** BEGIN **
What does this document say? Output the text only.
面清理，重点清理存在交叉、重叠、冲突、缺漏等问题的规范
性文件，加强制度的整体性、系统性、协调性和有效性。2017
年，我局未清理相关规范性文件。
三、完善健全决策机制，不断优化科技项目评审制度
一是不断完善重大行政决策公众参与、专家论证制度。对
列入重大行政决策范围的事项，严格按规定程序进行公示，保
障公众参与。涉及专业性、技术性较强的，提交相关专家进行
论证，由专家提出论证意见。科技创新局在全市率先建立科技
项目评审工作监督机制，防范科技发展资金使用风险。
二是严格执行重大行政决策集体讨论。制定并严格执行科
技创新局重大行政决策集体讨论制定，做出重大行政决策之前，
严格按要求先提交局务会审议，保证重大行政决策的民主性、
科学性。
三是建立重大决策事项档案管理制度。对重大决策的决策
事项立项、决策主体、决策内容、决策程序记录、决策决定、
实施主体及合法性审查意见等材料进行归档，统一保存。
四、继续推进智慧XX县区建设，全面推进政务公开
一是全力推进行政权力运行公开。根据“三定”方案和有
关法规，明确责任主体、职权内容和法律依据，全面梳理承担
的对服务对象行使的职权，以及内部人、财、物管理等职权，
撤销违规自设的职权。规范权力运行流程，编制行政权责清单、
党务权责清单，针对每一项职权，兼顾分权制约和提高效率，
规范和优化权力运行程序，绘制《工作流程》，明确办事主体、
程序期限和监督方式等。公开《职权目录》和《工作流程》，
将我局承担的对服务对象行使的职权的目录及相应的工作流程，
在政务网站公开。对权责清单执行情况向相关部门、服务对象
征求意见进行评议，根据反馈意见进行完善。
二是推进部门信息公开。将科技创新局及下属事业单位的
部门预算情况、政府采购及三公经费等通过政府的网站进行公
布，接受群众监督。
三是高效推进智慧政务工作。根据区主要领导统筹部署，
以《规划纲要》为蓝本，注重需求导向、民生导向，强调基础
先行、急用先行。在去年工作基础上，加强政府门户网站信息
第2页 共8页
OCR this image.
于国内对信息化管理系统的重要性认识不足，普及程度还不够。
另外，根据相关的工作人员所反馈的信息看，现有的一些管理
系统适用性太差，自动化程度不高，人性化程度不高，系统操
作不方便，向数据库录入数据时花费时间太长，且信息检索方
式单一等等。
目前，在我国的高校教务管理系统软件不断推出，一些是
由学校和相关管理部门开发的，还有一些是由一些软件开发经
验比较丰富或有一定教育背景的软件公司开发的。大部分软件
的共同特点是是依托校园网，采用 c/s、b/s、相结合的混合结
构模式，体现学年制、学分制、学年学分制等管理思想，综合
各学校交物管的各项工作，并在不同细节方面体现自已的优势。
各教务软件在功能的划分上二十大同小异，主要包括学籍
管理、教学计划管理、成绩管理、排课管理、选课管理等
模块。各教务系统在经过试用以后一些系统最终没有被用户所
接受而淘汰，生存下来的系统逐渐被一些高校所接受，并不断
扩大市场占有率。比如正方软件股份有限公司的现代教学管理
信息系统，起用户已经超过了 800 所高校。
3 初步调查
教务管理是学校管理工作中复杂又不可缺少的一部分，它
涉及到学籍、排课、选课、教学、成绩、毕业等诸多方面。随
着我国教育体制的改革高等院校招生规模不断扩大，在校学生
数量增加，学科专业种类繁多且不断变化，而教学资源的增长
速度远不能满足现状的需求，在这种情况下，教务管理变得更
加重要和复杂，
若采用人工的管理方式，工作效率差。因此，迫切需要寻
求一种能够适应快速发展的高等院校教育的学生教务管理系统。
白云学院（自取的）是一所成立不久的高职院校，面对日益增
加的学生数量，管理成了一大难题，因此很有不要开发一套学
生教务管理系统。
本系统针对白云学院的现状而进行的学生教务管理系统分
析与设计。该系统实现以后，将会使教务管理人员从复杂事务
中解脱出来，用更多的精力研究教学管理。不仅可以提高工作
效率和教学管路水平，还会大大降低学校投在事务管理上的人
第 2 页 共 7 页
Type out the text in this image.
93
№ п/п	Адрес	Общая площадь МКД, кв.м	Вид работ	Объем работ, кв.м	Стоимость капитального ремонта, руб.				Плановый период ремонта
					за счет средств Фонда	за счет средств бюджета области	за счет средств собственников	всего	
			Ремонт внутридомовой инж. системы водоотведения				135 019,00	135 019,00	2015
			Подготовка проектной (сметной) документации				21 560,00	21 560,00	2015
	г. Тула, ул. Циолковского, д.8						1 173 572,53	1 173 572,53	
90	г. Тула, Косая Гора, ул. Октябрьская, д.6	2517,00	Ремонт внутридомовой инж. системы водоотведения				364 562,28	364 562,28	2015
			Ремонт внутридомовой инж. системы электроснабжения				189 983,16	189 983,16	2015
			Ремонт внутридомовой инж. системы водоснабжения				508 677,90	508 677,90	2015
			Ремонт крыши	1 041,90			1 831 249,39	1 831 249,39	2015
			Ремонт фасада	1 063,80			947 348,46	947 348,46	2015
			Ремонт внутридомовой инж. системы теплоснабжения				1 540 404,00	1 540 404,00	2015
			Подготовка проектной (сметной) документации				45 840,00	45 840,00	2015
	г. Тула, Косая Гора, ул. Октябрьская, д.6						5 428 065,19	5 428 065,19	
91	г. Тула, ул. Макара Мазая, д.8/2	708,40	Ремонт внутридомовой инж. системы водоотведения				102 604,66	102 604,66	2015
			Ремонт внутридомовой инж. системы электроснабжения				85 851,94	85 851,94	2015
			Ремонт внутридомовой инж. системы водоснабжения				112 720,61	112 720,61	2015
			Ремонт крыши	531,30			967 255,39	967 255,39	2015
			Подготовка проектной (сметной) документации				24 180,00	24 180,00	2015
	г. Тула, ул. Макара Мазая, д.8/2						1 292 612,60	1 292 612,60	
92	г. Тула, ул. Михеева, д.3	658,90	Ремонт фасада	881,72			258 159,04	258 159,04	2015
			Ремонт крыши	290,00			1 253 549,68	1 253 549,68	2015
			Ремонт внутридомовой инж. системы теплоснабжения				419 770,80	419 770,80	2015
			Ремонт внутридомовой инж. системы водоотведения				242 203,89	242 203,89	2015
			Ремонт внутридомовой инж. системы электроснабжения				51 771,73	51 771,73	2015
** END **
Return every line above in which the string "проектной" occurs.

			Подготовка проектной (сметной) документации				21 560,00	21 560,00	2015
			Подготовка проектной (сметной) документации				45 840,00	45 840,00	2015
			Подготовка проектной (сметной) документации				24 180,00	24 180,00	2015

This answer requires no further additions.